(Requirements)
Look through the material below. Copy each line that contains the string "Settings".

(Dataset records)
>> Start
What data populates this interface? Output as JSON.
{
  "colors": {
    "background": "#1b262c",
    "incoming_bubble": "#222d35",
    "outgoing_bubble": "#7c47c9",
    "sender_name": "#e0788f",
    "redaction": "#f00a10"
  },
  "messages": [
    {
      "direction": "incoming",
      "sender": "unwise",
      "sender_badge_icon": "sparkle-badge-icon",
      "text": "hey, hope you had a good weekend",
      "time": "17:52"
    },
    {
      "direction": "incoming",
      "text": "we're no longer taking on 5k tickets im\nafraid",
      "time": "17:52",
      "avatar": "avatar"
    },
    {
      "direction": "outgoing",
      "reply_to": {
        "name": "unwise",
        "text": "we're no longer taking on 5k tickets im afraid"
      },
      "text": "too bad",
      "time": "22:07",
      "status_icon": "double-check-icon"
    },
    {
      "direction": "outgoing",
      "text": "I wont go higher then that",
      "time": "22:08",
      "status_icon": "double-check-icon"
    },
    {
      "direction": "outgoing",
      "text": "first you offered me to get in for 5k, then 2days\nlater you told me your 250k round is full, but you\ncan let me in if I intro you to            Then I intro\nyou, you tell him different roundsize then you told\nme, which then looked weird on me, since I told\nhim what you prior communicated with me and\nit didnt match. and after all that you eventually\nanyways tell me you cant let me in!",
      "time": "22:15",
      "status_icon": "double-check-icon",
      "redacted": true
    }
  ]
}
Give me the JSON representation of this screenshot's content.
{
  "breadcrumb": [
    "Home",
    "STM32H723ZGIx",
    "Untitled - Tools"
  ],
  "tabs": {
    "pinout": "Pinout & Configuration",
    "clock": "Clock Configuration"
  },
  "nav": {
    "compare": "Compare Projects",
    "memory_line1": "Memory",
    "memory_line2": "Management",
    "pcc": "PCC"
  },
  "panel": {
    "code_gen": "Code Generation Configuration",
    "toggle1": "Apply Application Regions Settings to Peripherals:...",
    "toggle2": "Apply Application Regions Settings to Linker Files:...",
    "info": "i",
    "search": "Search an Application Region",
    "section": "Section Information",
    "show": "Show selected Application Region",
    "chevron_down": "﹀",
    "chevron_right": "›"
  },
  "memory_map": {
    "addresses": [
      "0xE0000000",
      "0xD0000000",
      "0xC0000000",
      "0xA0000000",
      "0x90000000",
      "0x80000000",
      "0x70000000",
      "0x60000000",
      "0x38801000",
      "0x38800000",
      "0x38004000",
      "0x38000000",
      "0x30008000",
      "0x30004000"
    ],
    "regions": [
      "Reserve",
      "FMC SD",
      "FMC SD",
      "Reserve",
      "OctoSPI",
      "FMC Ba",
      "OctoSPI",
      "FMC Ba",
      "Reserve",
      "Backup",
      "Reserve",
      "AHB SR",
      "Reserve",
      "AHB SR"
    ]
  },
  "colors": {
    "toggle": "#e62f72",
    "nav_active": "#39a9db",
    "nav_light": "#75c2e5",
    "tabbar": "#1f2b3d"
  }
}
>> End
(Solution to this problem)
    "toggle1": "Apply Application Regions Settings to Peripherals:...",
    "toggle2": "Apply Application Regions Settings to Linker Files:...",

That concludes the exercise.